#### [RECORDS SHOWN]
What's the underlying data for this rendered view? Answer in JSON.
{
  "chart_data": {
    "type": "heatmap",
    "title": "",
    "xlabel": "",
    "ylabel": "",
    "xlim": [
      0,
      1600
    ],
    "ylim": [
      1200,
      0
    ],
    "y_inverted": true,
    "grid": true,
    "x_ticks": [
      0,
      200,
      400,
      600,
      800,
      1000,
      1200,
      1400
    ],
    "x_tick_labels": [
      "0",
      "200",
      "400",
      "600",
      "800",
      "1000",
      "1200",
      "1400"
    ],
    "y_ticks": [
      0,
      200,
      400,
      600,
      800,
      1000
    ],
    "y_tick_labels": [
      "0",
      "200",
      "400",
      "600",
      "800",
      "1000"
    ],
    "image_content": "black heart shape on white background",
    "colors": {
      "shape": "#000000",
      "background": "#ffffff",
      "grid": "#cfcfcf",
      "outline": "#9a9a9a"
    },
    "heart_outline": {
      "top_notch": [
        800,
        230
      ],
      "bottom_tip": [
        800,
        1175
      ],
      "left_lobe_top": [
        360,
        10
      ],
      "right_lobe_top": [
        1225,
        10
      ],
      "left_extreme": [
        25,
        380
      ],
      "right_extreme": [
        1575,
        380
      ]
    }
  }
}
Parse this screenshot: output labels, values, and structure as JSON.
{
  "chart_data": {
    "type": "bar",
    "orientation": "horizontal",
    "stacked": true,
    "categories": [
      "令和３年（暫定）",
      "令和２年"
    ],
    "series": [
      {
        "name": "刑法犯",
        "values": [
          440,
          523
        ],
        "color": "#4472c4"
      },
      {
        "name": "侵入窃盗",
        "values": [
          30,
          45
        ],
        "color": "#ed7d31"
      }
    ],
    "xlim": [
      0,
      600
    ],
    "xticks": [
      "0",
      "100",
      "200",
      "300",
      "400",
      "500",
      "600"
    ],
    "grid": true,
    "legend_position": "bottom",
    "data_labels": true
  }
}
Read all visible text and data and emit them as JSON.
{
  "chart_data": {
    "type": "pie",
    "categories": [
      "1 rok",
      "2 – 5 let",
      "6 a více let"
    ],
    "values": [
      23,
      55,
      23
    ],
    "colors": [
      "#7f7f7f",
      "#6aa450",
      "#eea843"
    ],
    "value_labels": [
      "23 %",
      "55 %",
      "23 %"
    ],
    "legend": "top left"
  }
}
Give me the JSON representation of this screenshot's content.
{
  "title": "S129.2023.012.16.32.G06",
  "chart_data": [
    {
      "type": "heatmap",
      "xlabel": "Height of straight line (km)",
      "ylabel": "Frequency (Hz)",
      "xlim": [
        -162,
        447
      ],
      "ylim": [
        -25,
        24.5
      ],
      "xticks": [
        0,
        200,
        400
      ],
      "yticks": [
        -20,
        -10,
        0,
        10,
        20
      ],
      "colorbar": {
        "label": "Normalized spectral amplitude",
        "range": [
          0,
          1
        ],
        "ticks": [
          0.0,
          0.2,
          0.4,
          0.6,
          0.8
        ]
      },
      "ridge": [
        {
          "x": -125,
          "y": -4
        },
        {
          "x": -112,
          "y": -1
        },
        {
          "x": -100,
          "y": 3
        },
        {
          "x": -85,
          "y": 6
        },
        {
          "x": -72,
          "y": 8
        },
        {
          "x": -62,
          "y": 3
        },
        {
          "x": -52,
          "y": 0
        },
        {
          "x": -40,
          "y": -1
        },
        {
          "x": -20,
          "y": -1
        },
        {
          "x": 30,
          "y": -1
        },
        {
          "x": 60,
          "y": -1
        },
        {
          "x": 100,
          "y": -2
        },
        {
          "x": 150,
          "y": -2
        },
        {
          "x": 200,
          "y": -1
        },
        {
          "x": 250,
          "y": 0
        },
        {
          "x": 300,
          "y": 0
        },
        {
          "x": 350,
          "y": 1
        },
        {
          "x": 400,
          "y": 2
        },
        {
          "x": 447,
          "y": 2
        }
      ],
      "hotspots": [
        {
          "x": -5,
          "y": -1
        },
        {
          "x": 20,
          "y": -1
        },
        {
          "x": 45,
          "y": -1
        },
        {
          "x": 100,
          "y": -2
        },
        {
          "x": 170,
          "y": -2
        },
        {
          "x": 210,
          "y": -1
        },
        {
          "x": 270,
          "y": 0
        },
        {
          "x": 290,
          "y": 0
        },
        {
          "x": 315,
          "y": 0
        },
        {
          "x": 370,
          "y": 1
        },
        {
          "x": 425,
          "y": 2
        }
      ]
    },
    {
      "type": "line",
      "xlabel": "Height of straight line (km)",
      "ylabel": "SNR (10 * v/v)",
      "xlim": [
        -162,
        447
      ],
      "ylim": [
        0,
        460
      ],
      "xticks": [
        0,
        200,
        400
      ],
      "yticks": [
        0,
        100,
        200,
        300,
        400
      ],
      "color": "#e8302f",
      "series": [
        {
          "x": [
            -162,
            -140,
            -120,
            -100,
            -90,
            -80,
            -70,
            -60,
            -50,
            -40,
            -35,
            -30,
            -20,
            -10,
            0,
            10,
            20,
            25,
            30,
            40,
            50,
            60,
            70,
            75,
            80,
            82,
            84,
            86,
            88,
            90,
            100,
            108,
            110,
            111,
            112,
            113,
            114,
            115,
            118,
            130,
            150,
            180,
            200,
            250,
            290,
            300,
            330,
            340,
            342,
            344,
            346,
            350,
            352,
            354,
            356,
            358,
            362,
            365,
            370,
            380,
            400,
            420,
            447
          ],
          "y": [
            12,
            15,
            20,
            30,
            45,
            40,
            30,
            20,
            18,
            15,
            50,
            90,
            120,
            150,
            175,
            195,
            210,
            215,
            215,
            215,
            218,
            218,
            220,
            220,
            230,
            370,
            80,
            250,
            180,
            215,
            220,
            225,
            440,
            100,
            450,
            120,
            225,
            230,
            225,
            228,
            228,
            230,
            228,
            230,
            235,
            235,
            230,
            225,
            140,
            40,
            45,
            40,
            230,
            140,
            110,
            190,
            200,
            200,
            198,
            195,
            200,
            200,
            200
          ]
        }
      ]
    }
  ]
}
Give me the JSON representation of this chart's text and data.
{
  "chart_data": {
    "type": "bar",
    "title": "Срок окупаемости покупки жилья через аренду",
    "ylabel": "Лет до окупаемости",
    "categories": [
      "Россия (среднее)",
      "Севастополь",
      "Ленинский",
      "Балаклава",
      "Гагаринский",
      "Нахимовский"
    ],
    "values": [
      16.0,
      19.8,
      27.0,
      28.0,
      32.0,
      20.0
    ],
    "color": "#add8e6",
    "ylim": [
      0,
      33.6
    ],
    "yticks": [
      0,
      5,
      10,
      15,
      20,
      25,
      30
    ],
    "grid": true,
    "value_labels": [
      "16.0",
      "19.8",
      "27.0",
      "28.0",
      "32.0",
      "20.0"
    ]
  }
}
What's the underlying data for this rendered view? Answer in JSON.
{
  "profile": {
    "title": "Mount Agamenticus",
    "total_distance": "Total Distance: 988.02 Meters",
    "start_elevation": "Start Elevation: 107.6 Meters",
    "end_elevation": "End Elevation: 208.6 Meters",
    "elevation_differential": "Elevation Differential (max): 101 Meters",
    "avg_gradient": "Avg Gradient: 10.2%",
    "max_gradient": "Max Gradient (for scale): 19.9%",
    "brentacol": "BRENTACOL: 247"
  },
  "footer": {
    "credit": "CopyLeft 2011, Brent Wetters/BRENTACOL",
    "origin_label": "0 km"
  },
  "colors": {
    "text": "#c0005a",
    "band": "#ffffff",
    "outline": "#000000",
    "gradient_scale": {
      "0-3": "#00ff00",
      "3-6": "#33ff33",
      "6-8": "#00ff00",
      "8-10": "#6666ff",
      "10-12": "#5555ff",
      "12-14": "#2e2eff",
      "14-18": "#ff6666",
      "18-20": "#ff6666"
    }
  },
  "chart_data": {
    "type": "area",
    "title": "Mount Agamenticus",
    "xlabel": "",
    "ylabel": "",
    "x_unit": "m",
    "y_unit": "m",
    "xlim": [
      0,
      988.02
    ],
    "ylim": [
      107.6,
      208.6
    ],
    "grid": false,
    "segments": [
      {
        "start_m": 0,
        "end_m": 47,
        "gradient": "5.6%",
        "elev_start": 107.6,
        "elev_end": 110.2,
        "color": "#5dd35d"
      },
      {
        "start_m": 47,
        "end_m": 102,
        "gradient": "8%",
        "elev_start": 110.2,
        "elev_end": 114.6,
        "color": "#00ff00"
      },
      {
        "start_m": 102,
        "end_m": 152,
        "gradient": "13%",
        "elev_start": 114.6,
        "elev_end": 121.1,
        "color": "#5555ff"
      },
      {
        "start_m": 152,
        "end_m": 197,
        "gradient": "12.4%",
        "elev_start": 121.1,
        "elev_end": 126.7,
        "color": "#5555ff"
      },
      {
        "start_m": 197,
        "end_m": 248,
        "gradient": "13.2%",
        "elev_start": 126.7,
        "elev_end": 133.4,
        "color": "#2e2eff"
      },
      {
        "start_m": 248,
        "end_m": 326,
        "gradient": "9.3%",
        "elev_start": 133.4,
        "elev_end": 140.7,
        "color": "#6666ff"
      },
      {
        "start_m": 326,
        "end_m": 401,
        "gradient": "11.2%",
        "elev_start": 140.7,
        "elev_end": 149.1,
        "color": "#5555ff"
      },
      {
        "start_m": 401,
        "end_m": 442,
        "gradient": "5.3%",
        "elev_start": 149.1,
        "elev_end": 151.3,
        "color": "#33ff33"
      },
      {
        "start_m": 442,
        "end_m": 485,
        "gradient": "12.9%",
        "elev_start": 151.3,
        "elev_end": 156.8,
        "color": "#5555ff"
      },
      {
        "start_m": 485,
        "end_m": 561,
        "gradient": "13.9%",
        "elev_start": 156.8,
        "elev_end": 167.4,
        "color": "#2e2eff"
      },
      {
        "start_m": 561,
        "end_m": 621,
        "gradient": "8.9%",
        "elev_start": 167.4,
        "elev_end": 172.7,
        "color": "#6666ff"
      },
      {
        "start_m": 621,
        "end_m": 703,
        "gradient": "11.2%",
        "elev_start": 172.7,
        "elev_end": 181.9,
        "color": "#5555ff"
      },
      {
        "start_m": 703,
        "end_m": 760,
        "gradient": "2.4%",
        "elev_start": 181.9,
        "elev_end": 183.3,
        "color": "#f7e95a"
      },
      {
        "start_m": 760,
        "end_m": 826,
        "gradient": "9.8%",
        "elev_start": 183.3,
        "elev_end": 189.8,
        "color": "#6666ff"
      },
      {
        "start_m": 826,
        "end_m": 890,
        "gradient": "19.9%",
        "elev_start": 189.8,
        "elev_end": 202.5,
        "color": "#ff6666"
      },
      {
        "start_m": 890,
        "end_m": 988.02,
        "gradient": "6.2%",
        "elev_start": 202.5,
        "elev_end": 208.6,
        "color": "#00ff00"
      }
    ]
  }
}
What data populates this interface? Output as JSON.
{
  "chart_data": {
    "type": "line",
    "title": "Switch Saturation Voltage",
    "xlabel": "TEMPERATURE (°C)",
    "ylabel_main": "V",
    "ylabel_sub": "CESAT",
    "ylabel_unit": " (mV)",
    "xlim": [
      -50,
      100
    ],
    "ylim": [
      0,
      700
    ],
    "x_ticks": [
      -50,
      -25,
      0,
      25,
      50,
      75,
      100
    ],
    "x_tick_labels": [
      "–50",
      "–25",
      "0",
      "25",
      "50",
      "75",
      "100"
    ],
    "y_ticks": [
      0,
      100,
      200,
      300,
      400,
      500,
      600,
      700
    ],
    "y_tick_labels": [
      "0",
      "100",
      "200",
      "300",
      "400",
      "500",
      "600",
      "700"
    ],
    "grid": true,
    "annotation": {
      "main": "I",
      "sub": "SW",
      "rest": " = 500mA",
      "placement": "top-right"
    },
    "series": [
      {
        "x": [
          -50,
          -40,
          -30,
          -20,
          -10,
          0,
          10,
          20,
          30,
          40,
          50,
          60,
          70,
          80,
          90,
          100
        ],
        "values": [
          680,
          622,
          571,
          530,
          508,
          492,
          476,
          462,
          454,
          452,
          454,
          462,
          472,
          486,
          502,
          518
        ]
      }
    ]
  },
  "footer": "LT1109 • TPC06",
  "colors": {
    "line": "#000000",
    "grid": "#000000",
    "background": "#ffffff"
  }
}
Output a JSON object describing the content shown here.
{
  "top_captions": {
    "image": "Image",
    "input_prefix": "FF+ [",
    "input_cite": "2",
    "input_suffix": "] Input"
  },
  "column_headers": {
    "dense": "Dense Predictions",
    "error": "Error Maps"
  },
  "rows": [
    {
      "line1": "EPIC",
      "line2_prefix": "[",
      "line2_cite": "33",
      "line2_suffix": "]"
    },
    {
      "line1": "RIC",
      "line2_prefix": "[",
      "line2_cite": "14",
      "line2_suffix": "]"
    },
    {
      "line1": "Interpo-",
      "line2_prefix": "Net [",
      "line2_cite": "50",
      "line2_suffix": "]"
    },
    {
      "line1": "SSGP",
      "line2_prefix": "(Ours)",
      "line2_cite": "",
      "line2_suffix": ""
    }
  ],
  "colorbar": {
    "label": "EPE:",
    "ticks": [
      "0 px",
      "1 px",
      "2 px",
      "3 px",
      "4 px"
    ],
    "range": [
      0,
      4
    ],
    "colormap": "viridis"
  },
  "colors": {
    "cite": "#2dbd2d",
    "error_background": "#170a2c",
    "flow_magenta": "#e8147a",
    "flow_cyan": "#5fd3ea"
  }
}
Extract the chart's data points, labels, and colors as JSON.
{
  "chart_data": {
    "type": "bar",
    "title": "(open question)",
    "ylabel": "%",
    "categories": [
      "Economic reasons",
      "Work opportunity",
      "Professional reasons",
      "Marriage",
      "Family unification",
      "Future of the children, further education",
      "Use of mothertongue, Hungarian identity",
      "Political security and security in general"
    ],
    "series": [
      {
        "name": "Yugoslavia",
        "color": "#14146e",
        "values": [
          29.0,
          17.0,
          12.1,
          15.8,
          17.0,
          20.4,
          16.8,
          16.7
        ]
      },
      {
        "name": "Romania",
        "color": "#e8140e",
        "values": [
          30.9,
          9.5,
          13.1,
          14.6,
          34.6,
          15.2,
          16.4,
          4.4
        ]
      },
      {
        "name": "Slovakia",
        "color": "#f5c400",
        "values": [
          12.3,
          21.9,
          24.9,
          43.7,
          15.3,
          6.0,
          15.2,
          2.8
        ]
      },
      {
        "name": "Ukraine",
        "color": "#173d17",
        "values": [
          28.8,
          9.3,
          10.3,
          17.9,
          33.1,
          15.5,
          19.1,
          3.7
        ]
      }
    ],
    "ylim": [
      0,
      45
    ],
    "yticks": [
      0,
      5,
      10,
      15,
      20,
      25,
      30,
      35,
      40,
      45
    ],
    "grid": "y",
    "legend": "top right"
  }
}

#### [AIM OF THE TASK]
Only a number is wanted: how many lines above include "type"?

#### [TASK ANSWER]
9